Exercise directions.
Write out the data below in full, unchanged, minus the images.

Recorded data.
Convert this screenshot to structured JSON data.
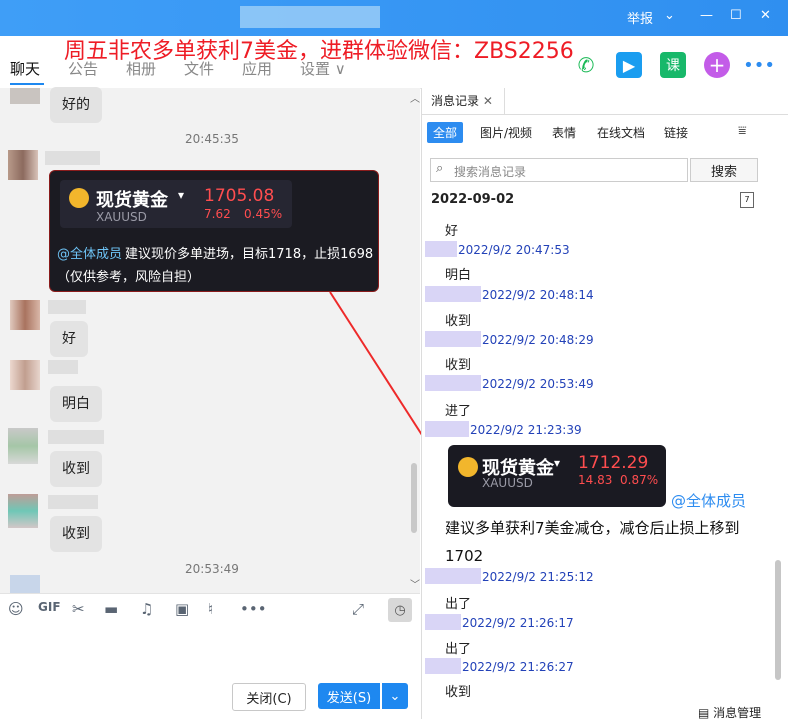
{
  "title_bar": {
    "report": "举报"
  },
  "promo": "周五非农多单获利7美金，进群体验微信：ZBS2256",
  "menu": [
    {
      "label": "聊天",
      "active": true
    },
    {
      "label": "公告"
    },
    {
      "label": "相册"
    },
    {
      "label": "文件"
    },
    {
      "label": "应用"
    },
    {
      "label": "设置 ∨"
    }
  ],
  "top_icons": {
    "course": "课"
  },
  "chat": {
    "msg_ok": "好的",
    "time1": "20:45:35",
    "card1": {
      "name": "现货黄金",
      "symbol": "XAUUSD",
      "price": "1705.08",
      "change": "7.62",
      "percent": "0.45%",
      "mention": "@全体成员",
      "text": "建议现价多单进场，目标1718，止损1698",
      "disclaimer": "（仅供参考，风险自担）"
    },
    "bubbles": [
      "好",
      "明白",
      "收到",
      "收到"
    ],
    "time2": "20:53:49"
  },
  "input": {
    "close_label": "关闭(C)",
    "send_label": "发送(S)"
  },
  "history": {
    "tab_label": "消息记录",
    "filters": [
      "全部",
      "图片/视频",
      "表情",
      "在线文档",
      "链接"
    ],
    "search_placeholder": "搜索消息记录",
    "search_button": "搜索",
    "date": "2022-09-02",
    "entries": [
      {
        "text": "好",
        "time": "2022/9/2 20:47:53"
      },
      {
        "text": "明白",
        "time": "2022/9/2 20:48:14"
      },
      {
        "text": "收到",
        "time": "2022/9/2 20:48:29"
      },
      {
        "text": "收到",
        "time": "2022/9/2 20:53:49"
      },
      {
        "text": "进了",
        "time": "2022/9/2 21:23:39"
      }
    ],
    "card2": {
      "name": "现货黄金",
      "symbol": "XAUUSD",
      "price": "1712.29",
      "change": "14.83",
      "percent": "0.87%",
      "mention": "@全体成员"
    },
    "card2_text": "建议多单获利7美金减仓，减仓后止损上移到1702",
    "entries2": [
      {
        "text": "出了",
        "time": "2022/9/2 21:25:12"
      },
      {
        "text": "出了",
        "time": "2022/9/2 21:26:17"
      },
      {
        "text": "收到",
        "time": "2022/9/2 21:26:27"
      }
    ],
    "manage": "消息管理"
  }
}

Solution for this task.
Convert this screenshot to structured JSON data.
{
  "title_bar": {
    "report": "举报"
  },
  "promo": "周五非农多单获利7美金，进群体验微信：ZBS2256",
  "menu": [
    {
      "label": "聊天",
      "active": true
    },
    {
      "label": "公告"
    },
    {
      "label": "相册"
    },
    {
      "label": "文件"
    },
    {
      "label": "应用"
    },
    {
      "label": "设置 ∨"
    }
  ],
  "top_icons": {
    "course": "课"
  },
  "chat": {
    "msg_ok": "好的",
    "time1": "20:45:35",
    "card1": {
      "name": "现货黄金",
      "symbol": "XAUUSD",
      "price": "1705.08",
      "change": "7.62",
      "percent": "0.45%",
      "mention": "@全体成员",
      "text": "建议现价多单进场，目标1718，止损1698",
      "disclaimer": "（仅供参考，风险自担）"
    },
    "bubbles": [
      "好",
      "明白",
      "收到",
      "收到"
    ],
    "time2": "20:53:49"
  },
  "input": {
    "close_label": "关闭(C)",
    "send_label": "发送(S)"
  },
  "history": {
    "tab_label": "消息记录",
    "filters": [
      "全部",
      "图片/视频",
      "表情",
      "在线文档",
      "链接"
    ],
    "search_placeholder": "搜索消息记录",
    "search_button": "搜索",
    "date": "2022-09-02",
    "entries": [
      {
        "text": "好",
        "time": "2022/9/2 20:47:53"
      },
      {
        "text": "明白",
        "time": "2022/9/2 20:48:14"
      },
      {
        "text": "收到",
        "time": "2022/9/2 20:48:29"
      },
      {
        "text": "收到",
        "time": "2022/9/2 20:53:49"
      },
      {
        "text": "进了",
        "time": "2022/9/2 21:23:39"
      }
    ],
    "card2": {
      "name": "现货黄金",
      "symbol": "XAUUSD",
      "price": "1712.29",
      "change": "14.83",
      "percent": "0.87%",
      "mention": "@全体成员"
    },
    "card2_text": "建议多单获利7美金减仓，减仓后止损上移到1702",
    "entries2": [
      {
        "text": "出了",
        "time": "2022/9/2 21:25:12"
      },
      {
        "text": "出了",
        "time": "2022/9/2 21:26:17"
      },
      {
        "text": "收到",
        "time": "2022/9/2 21:26:27"
      }
    ],
    "manage": "消息管理"
  }
}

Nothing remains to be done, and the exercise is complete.